Problem details: Leave out the pictures, then reproduce the rest of the material exactly.

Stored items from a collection
——————
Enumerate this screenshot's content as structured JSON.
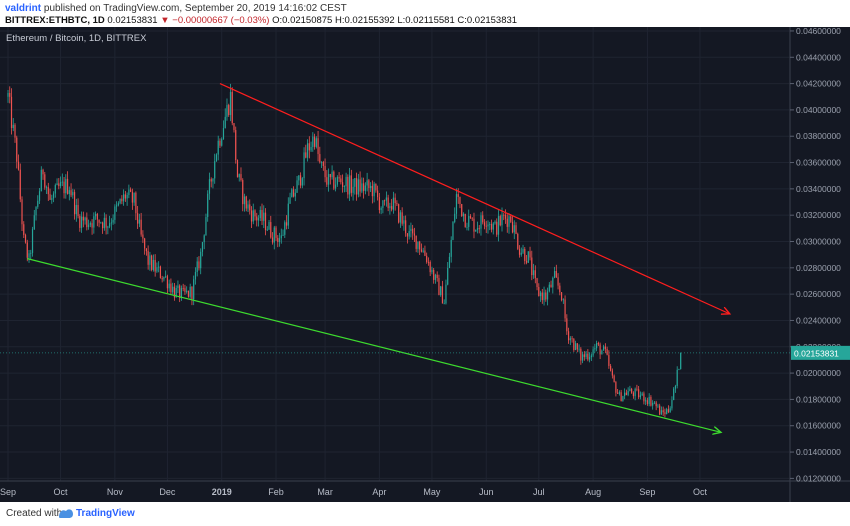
{
  "header": {
    "author": "valdrint",
    "published_text": "published on TradingView.com, September 20, 2019 14:16:02 CEST",
    "symbol": "BITTREX:ETHBTC, 1D",
    "last": "0.02153831",
    "change_arrow": "▼",
    "change": "−0.00000667 (−0.03%)",
    "ohlc": "O:0.02150875 H:0.02155392 L:0.02115581 C:0.02153831"
  },
  "footer": {
    "created_with": "Created with",
    "brand": "TradingView"
  },
  "colors": {
    "background": "#141823",
    "up": "#26a69a",
    "down": "#ef5350",
    "resistance": "#ff1e1e",
    "support": "#3ddc2e",
    "price_label": "#26a69a"
  },
  "chart_data": {
    "type": "candlestick",
    "title": "Ethereum / Bitcoin, 1D, BITTREX",
    "x": {
      "tick_labels": [
        "Sep",
        "Oct",
        "Nov",
        "Dec",
        "2019",
        "Feb",
        "Mar",
        "Apr",
        "May",
        "Jun",
        "Jul",
        "Aug",
        "Sep",
        "Oct"
      ],
      "tick_dates": [
        "2018-09-01",
        "2018-10-01",
        "2018-11-01",
        "2018-12-01",
        "2019-01-01",
        "2019-02-01",
        "2019-03-01",
        "2019-04-01",
        "2019-05-01",
        "2019-06-01",
        "2019-07-01",
        "2019-08-01",
        "2019-09-01",
        "2019-10-01"
      ],
      "range": [
        "2018-09-01",
        "2019-10-21"
      ]
    },
    "y": {
      "range": [
        0.0118,
        0.0463
      ],
      "tick_labels": [
        "0.04600000",
        "0.04400000",
        "0.04200000",
        "0.04000000",
        "0.03800000",
        "0.03600000",
        "0.03400000",
        "0.03200000",
        "0.03000000",
        "0.02800000",
        "0.02600000",
        "0.02400000",
        "0.02200000",
        "0.02000000",
        "0.01800000",
        "0.01600000",
        "0.01400000",
        "0.01200000"
      ],
      "tick_values": [
        0.046,
        0.044,
        0.042,
        0.04,
        0.038,
        0.036,
        0.034,
        0.032,
        0.03,
        0.028,
        0.026,
        0.024,
        0.022,
        0.02,
        0.018,
        0.016,
        0.014,
        0.012
      ]
    },
    "last_price_label": "0.02153831",
    "last_price": 0.02153831,
    "series": [
      {
        "type": "close",
        "points": [
          [
            "2018-09-01",
            0.041
          ],
          [
            "2018-09-06",
            0.0365
          ],
          [
            "2018-09-10",
            0.03
          ],
          [
            "2018-09-13",
            0.0285
          ],
          [
            "2018-09-17",
            0.0325
          ],
          [
            "2018-09-21",
            0.0355
          ],
          [
            "2018-09-25",
            0.033
          ],
          [
            "2018-09-30",
            0.034
          ],
          [
            "2018-10-06",
            0.0343
          ],
          [
            "2018-10-11",
            0.0318
          ],
          [
            "2018-10-16",
            0.0315
          ],
          [
            "2018-10-22",
            0.0317
          ],
          [
            "2018-10-28",
            0.0314
          ],
          [
            "2018-11-01",
            0.0322
          ],
          [
            "2018-11-07",
            0.0335
          ],
          [
            "2018-11-12",
            0.033
          ],
          [
            "2018-11-16",
            0.0303
          ],
          [
            "2018-11-20",
            0.0285
          ],
          [
            "2018-11-25",
            0.0278
          ],
          [
            "2018-11-30",
            0.0272
          ],
          [
            "2018-12-05",
            0.0262
          ],
          [
            "2018-12-10",
            0.0259
          ],
          [
            "2018-12-15",
            0.0262
          ],
          [
            "2018-12-20",
            0.029
          ],
          [
            "2018-12-25",
            0.034
          ],
          [
            "2018-12-29",
            0.037
          ],
          [
            "2019-01-03",
            0.0395
          ],
          [
            "2019-01-06",
            0.041
          ],
          [
            "2019-01-10",
            0.035
          ],
          [
            "2019-01-14",
            0.033
          ],
          [
            "2019-01-19",
            0.032
          ],
          [
            "2019-01-25",
            0.0316
          ],
          [
            "2019-01-30",
            0.0306
          ],
          [
            "2019-02-04",
            0.0302
          ],
          [
            "2019-02-09",
            0.033
          ],
          [
            "2019-02-14",
            0.0345
          ],
          [
            "2019-02-19",
            0.037
          ],
          [
            "2019-02-23",
            0.038
          ],
          [
            "2019-02-26",
            0.0358
          ],
          [
            "2019-03-03",
            0.0345
          ],
          [
            "2019-03-10",
            0.0346
          ],
          [
            "2019-03-16",
            0.0342
          ],
          [
            "2019-03-22",
            0.0341
          ],
          [
            "2019-03-28",
            0.034
          ],
          [
            "2019-04-03",
            0.0325
          ],
          [
            "2019-04-08",
            0.033
          ],
          [
            "2019-04-13",
            0.0318
          ],
          [
            "2019-04-18",
            0.0305
          ],
          [
            "2019-04-23",
            0.03
          ],
          [
            "2019-04-28",
            0.0288
          ],
          [
            "2019-05-03",
            0.027
          ],
          [
            "2019-05-08",
            0.0255
          ],
          [
            "2019-05-12",
            0.03
          ],
          [
            "2019-05-15",
            0.0335
          ],
          [
            "2019-05-20",
            0.0318
          ],
          [
            "2019-05-26",
            0.0312
          ],
          [
            "2019-06-01",
            0.0318
          ],
          [
            "2019-06-06",
            0.031
          ],
          [
            "2019-06-11",
            0.0318
          ],
          [
            "2019-06-15",
            0.0318
          ],
          [
            "2019-06-20",
            0.0295
          ],
          [
            "2019-06-25",
            0.0288
          ],
          [
            "2019-06-30",
            0.0262
          ],
          [
            "2019-07-05",
            0.0258
          ],
          [
            "2019-07-10",
            0.0272
          ],
          [
            "2019-07-14",
            0.026
          ],
          [
            "2019-07-17",
            0.0232
          ],
          [
            "2019-07-21",
            0.0222
          ],
          [
            "2019-07-25",
            0.0212
          ],
          [
            "2019-07-30",
            0.0215
          ],
          [
            "2019-08-03",
            0.022
          ],
          [
            "2019-08-08",
            0.0215
          ],
          [
            "2019-08-12",
            0.0195
          ],
          [
            "2019-08-16",
            0.0182
          ],
          [
            "2019-08-21",
            0.0186
          ],
          [
            "2019-08-26",
            0.0184
          ],
          [
            "2019-08-31",
            0.0181
          ],
          [
            "2019-09-05",
            0.0177
          ],
          [
            "2019-09-09",
            0.0169
          ],
          [
            "2019-09-13",
            0.0172
          ],
          [
            "2019-09-17",
            0.019
          ],
          [
            "2019-09-20",
            0.02153831
          ]
        ]
      },
      {
        "type": "trendline",
        "points": [
          [
            "2018-12-31",
            0.042
          ],
          [
            "2019-10-18",
            0.0245
          ]
        ]
      },
      {
        "type": "trendline",
        "points": [
          [
            "2018-09-12",
            0.0287
          ],
          [
            "2019-10-13",
            0.0155
          ]
        ]
      }
    ],
    "grid": true,
    "legend": "none"
  }
}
——————
The output:
Enumerate this screenshot's content as structured JSON.
{
  "header": {
    "author": "valdrint",
    "published_text": "published on TradingView.com, September 20, 2019 14:16:02 CEST",
    "symbol": "BITTREX:ETHBTC, 1D",
    "last": "0.02153831",
    "change_arrow": "▼",
    "change": "−0.00000667 (−0.03%)",
    "ohlc": "O:0.02150875 H:0.02155392 L:0.02115581 C:0.02153831"
  },
  "footer": {
    "created_with": "Created with",
    "brand": "TradingView"
  },
  "colors": {
    "background": "#141823",
    "up": "#26a69a",
    "down": "#ef5350",
    "resistance": "#ff1e1e",
    "support": "#3ddc2e",
    "price_label": "#26a69a"
  },
  "chart_data": {
    "type": "candlestick",
    "title": "Ethereum / Bitcoin, 1D, BITTREX",
    "x": {
      "tick_labels": [
        "Sep",
        "Oct",
        "Nov",
        "Dec",
        "2019",
        "Feb",
        "Mar",
        "Apr",
        "May",
        "Jun",
        "Jul",
        "Aug",
        "Sep",
        "Oct"
      ],
      "tick_dates": [
        "2018-09-01",
        "2018-10-01",
        "2018-11-01",
        "2018-12-01",
        "2019-01-01",
        "2019-02-01",
        "2019-03-01",
        "2019-04-01",
        "2019-05-01",
        "2019-06-01",
        "2019-07-01",
        "2019-08-01",
        "2019-09-01",
        "2019-10-01"
      ],
      "range": [
        "2018-09-01",
        "2019-10-21"
      ]
    },
    "y": {
      "range": [
        0.0118,
        0.0463
      ],
      "tick_labels": [
        "0.04600000",
        "0.04400000",
        "0.04200000",
        "0.04000000",
        "0.03800000",
        "0.03600000",
        "0.03400000",
        "0.03200000",
        "0.03000000",
        "0.02800000",
        "0.02600000",
        "0.02400000",
        "0.02200000",
        "0.02000000",
        "0.01800000",
        "0.01600000",
        "0.01400000",
        "0.01200000"
      ],
      "tick_values": [
        0.046,
        0.044,
        0.042,
        0.04,
        0.038,
        0.036,
        0.034,
        0.032,
        0.03,
        0.028,
        0.026,
        0.024,
        0.022,
        0.02,
        0.018,
        0.016,
        0.014,
        0.012
      ]
    },
    "last_price_label": "0.02153831",
    "last_price": 0.02153831,
    "series": [
      {
        "type": "close",
        "points": [
          [
            "2018-09-01",
            0.041
          ],
          [
            "2018-09-06",
            0.0365
          ],
          [
            "2018-09-10",
            0.03
          ],
          [
            "2018-09-13",
            0.0285
          ],
          [
            "2018-09-17",
            0.0325
          ],
          [
            "2018-09-21",
            0.0355
          ],
          [
            "2018-09-25",
            0.033
          ],
          [
            "2018-09-30",
            0.034
          ],
          [
            "2018-10-06",
            0.0343
          ],
          [
            "2018-10-11",
            0.0318
          ],
          [
            "2018-10-16",
            0.0315
          ],
          [
            "2018-10-22",
            0.0317
          ],
          [
            "2018-10-28",
            0.0314
          ],
          [
            "2018-11-01",
            0.0322
          ],
          [
            "2018-11-07",
            0.0335
          ],
          [
            "2018-11-12",
            0.033
          ],
          [
            "2018-11-16",
            0.0303
          ],
          [
            "2018-11-20",
            0.0285
          ],
          [
            "2018-11-25",
            0.0278
          ],
          [
            "2018-11-30",
            0.0272
          ],
          [
            "2018-12-05",
            0.0262
          ],
          [
            "2018-12-10",
            0.0259
          ],
          [
            "2018-12-15",
            0.0262
          ],
          [
            "2018-12-20",
            0.029
          ],
          [
            "2018-12-25",
            0.034
          ],
          [
            "2018-12-29",
            0.037
          ],
          [
            "2019-01-03",
            0.0395
          ],
          [
            "2019-01-06",
            0.041
          ],
          [
            "2019-01-10",
            0.035
          ],
          [
            "2019-01-14",
            0.033
          ],
          [
            "2019-01-19",
            0.032
          ],
          [
            "2019-01-25",
            0.0316
          ],
          [
            "2019-01-30",
            0.0306
          ],
          [
            "2019-02-04",
            0.0302
          ],
          [
            "2019-02-09",
            0.033
          ],
          [
            "2019-02-14",
            0.0345
          ],
          [
            "2019-02-19",
            0.037
          ],
          [
            "2019-02-23",
            0.038
          ],
          [
            "2019-02-26",
            0.0358
          ],
          [
            "2019-03-03",
            0.0345
          ],
          [
            "2019-03-10",
            0.0346
          ],
          [
            "2019-03-16",
            0.0342
          ],
          [
            "2019-03-22",
            0.0341
          ],
          [
            "2019-03-28",
            0.034
          ],
          [
            "2019-04-03",
            0.0325
          ],
          [
            "2019-04-08",
            0.033
          ],
          [
            "2019-04-13",
            0.0318
          ],
          [
            "2019-04-18",
            0.0305
          ],
          [
            "2019-04-23",
            0.03
          ],
          [
            "2019-04-28",
            0.0288
          ],
          [
            "2019-05-03",
            0.027
          ],
          [
            "2019-05-08",
            0.0255
          ],
          [
            "2019-05-12",
            0.03
          ],
          [
            "2019-05-15",
            0.0335
          ],
          [
            "2019-05-20",
            0.0318
          ],
          [
            "2019-05-26",
            0.0312
          ],
          [
            "2019-06-01",
            0.0318
          ],
          [
            "2019-06-06",
            0.031
          ],
          [
            "2019-06-11",
            0.0318
          ],
          [
            "2019-06-15",
            0.0318
          ],
          [
            "2019-06-20",
            0.0295
          ],
          [
            "2019-06-25",
            0.0288
          ],
          [
            "2019-06-30",
            0.0262
          ],
          [
            "2019-07-05",
            0.0258
          ],
          [
            "2019-07-10",
            0.0272
          ],
          [
            "2019-07-14",
            0.026
          ],
          [
            "2019-07-17",
            0.0232
          ],
          [
            "2019-07-21",
            0.0222
          ],
          [
            "2019-07-25",
            0.0212
          ],
          [
            "2019-07-30",
            0.0215
          ],
          [
            "2019-08-03",
            0.022
          ],
          [
            "2019-08-08",
            0.0215
          ],
          [
            "2019-08-12",
            0.0195
          ],
          [
            "2019-08-16",
            0.0182
          ],
          [
            "2019-08-21",
            0.0186
          ],
          [
            "2019-08-26",
            0.0184
          ],
          [
            "2019-08-31",
            0.0181
          ],
          [
            "2019-09-05",
            0.0177
          ],
          [
            "2019-09-09",
            0.0169
          ],
          [
            "2019-09-13",
            0.0172
          ],
          [
            "2019-09-17",
            0.019
          ],
          [
            "2019-09-20",
            0.02153831
          ]
        ]
      },
      {
        "type": "trendline",
        "points": [
          [
            "2018-12-31",
            0.042
          ],
          [
            "2019-10-18",
            0.0245
          ]
        ]
      },
      {
        "type": "trendline",
        "points": [
          [
            "2018-09-12",
            0.0287
          ],
          [
            "2019-10-13",
            0.0155
          ]
        ]
      }
    ],
    "grid": true,
    "legend": "none"
  }
}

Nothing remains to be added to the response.